Problem requirements –
In the entries, find all lines that hold the word "Name" and copy them.

Given data –
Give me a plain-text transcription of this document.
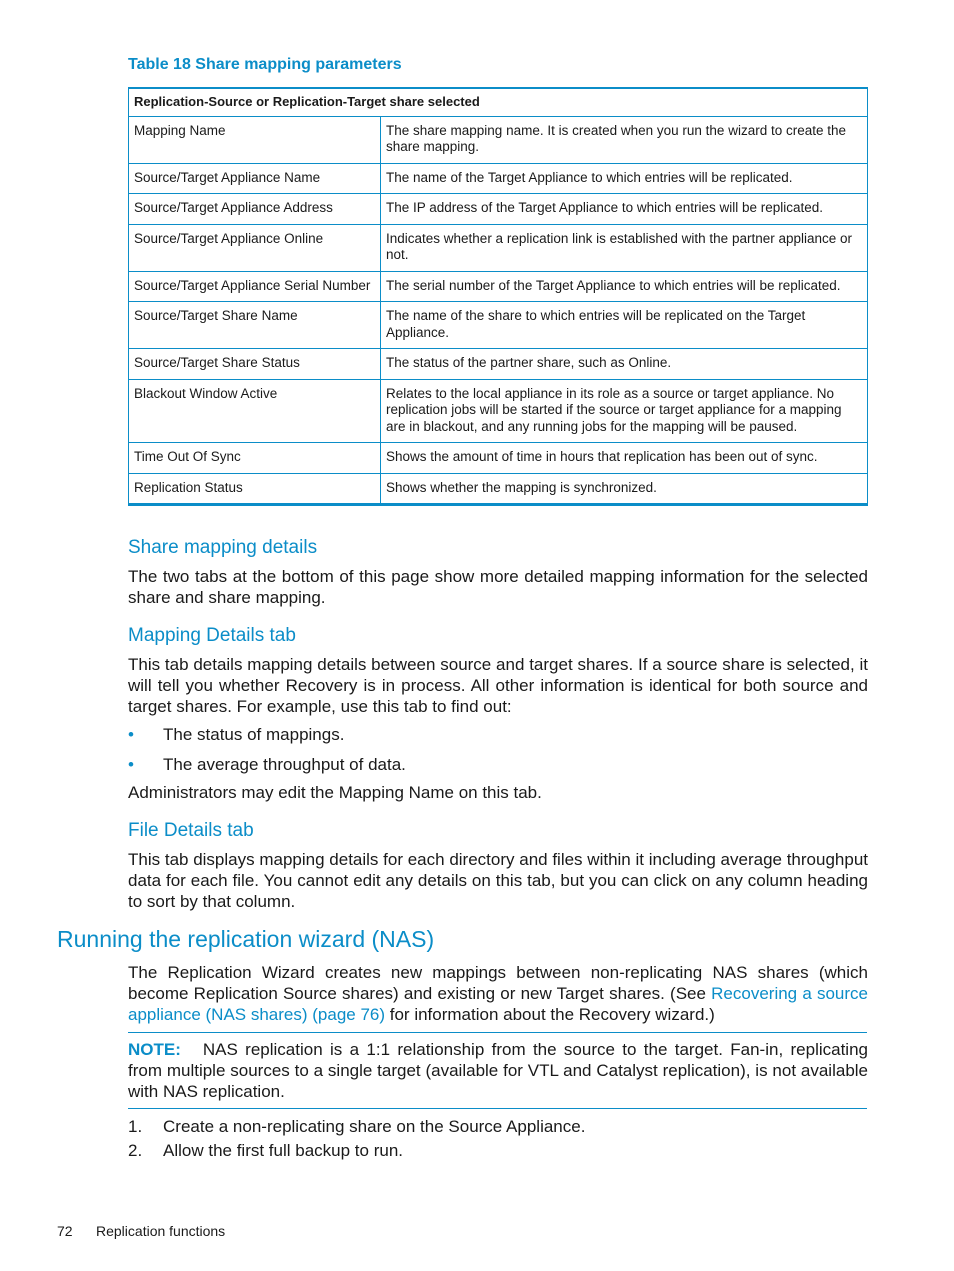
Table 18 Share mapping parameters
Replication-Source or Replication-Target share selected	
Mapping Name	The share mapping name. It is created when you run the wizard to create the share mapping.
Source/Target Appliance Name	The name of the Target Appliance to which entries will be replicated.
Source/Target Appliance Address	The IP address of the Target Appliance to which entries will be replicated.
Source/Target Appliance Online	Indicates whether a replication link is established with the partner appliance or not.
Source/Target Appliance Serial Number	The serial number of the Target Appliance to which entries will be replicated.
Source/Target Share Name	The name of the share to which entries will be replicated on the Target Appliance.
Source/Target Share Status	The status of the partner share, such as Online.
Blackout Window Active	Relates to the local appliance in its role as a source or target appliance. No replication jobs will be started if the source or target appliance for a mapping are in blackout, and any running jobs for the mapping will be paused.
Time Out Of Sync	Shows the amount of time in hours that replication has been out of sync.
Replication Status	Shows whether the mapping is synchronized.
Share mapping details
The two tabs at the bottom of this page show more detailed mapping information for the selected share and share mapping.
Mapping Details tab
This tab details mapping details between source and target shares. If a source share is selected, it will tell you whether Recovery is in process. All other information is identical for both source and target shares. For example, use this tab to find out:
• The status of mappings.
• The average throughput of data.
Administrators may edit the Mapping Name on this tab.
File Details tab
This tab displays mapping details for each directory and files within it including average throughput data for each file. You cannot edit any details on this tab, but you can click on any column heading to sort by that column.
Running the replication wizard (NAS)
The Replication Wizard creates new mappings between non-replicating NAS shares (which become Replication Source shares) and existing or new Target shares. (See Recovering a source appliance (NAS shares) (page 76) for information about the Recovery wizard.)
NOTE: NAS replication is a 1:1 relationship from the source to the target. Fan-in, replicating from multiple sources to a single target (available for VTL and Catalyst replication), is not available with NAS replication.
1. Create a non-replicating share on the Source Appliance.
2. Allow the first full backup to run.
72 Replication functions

Answer in full –
Mapping Name	The share mapping name. It is created when you run the wizard to create the share mapping.
Source/Target Appliance Name	The name of the Target Appliance to which entries will be replicated.
Source/Target Share Name	The name of the share to which entries will be replicated on the Target Appliance.
Administrators may edit the Mapping Name on this tab.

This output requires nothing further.